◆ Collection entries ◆
───

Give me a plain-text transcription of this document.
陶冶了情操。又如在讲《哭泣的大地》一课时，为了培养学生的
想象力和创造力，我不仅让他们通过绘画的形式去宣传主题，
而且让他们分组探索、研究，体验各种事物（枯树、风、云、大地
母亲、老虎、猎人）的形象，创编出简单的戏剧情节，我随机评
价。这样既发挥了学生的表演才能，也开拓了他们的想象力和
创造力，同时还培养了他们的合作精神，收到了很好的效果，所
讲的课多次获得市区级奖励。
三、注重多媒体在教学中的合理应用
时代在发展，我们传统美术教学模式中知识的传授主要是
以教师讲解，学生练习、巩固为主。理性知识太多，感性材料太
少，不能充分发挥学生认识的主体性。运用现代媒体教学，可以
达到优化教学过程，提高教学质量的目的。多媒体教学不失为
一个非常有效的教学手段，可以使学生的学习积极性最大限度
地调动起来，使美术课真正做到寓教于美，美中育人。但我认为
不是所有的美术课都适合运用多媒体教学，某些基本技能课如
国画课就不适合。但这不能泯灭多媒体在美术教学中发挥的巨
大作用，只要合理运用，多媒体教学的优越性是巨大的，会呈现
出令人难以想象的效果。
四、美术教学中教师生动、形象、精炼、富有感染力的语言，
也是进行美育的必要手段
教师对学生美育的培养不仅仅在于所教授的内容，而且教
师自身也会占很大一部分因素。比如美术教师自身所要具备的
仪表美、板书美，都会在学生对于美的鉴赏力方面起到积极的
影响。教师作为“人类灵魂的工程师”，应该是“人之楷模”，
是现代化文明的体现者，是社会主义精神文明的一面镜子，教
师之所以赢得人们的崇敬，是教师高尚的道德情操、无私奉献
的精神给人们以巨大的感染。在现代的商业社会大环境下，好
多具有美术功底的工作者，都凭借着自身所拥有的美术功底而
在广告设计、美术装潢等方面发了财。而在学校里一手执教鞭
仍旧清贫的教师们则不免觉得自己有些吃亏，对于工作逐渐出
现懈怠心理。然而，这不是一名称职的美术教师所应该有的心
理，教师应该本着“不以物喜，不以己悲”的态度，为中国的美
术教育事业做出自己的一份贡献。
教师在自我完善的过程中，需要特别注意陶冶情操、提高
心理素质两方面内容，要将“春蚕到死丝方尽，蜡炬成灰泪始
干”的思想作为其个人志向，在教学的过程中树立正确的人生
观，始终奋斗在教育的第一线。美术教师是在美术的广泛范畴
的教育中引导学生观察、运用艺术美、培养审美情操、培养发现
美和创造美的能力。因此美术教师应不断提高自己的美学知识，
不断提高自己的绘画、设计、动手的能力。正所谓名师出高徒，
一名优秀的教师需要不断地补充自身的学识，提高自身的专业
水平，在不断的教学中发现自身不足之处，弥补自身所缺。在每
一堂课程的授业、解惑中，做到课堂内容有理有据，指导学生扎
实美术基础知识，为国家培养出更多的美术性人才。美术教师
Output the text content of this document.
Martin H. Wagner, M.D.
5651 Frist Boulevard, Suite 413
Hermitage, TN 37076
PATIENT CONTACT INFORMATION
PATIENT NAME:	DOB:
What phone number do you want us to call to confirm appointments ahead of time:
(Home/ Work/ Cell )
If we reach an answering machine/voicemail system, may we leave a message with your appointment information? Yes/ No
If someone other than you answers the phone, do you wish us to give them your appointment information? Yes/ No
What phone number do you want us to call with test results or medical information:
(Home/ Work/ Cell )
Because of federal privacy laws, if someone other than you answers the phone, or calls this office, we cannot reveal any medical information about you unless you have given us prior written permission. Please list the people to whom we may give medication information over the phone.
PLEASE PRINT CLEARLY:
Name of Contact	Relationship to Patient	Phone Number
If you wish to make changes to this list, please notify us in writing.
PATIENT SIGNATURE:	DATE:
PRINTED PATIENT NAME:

───

◆ Goal ◆
Reproduce the full listing exactly.

◆ Correct output ◆
Give me a plain-text transcription of this document.
陶冶了情操。又如在讲《哭泣的大地》一课时，为了培养学生的
想象力和创造力，我不仅让他们通过绘画的形式去宣传主题，
而且让他们分组探索、研究，体验各种事物（枯树、风、云、大地
母亲、老虎、猎人）的形象，创编出简单的戏剧情节，我随机评
价。这样既发挥了学生的表演才能，也开拓了他们的想象力和
创造力，同时还培养了他们的合作精神，收到了很好的效果，所
讲的课多次获得市区级奖励。
三、注重多媒体在教学中的合理应用
时代在发展，我们传统美术教学模式中知识的传授主要是
以教师讲解，学生练习、巩固为主。理性知识太多，感性材料太
少，不能充分发挥学生认识的主体性。运用现代媒体教学，可以
达到优化教学过程，提高教学质量的目的。多媒体教学不失为
一个非常有效的教学手段，可以使学生的学习积极性最大限度
地调动起来，使美术课真正做到寓教于美，美中育人。但我认为
不是所有的美术课都适合运用多媒体教学，某些基本技能课如
国画课就不适合。但这不能泯灭多媒体在美术教学中发挥的巨
大作用，只要合理运用，多媒体教学的优越性是巨大的，会呈现
出令人难以想象的效果。
四、美术教学中教师生动、形象、精炼、富有感染力的语言，
也是进行美育的必要手段
教师对学生美育的培养不仅仅在于所教授的内容，而且教
师自身也会占很大一部分因素。比如美术教师自身所要具备的
仪表美、板书美，都会在学生对于美的鉴赏力方面起到积极的
影响。教师作为“人类灵魂的工程师”，应该是“人之楷模”，
是现代化文明的体现者，是社会主义精神文明的一面镜子，教
师之所以赢得人们的崇敬，是教师高尚的道德情操、无私奉献
的精神给人们以巨大的感染。在现代的商业社会大环境下，好
多具有美术功底的工作者，都凭借着自身所拥有的美术功底而
在广告设计、美术装潢等方面发了财。而在学校里一手执教鞭
仍旧清贫的教师们则不免觉得自己有些吃亏，对于工作逐渐出
现懈怠心理。然而，这不是一名称职的美术教师所应该有的心
理，教师应该本着“不以物喜，不以己悲”的态度，为中国的美
术教育事业做出自己的一份贡献。
教师在自我完善的过程中，需要特别注意陶冶情操、提高
心理素质两方面内容，要将“春蚕到死丝方尽，蜡炬成灰泪始
干”的思想作为其个人志向，在教学的过程中树立正确的人生
观，始终奋斗在教育的第一线。美术教师是在美术的广泛范畴
的教育中引导学生观察、运用艺术美、培养审美情操、培养发现
美和创造美的能力。因此美术教师应不断提高自己的美学知识，
不断提高自己的绘画、设计、动手的能力。正所谓名师出高徒，
一名优秀的教师需要不断地补充自身的学识，提高自身的专业
水平，在不断的教学中发现自身不足之处，弥补自身所缺。在每
一堂课程的授业、解惑中，做到课堂内容有理有据，指导学生扎
实美术基础知识，为国家培养出更多的美术性人才。美术教师
Output the text content of this document.
Martin H. Wagner, M.D.
5651 Frist Boulevard, Suite 413
Hermitage, TN 37076
PATIENT CONTACT INFORMATION
PATIENT NAME:	DOB:
What phone number do you want us to call to confirm appointments ahead of time:
(Home/ Work/ Cell )
If we reach an answering machine/voicemail system, may we leave a message with your appointment information? Yes/ No
If someone other than you answers the phone, do you wish us to give them your appointment information? Yes/ No
What phone number do you want us to call with test results or medical information:
(Home/ Work/ Cell )
Because of federal privacy laws, if someone other than you answers the phone, or calls this office, we cannot reveal any medical information about you unless you have given us prior written permission. Please list the people to whom we may give medication information over the phone.
PLEASE PRINT CLEARLY:
Name of Contact	Relationship to Patient	Phone Number
If you wish to make changes to this list, please notify us in writing.
PATIENT SIGNATURE:	DATE:
PRINTED PATIENT NAME:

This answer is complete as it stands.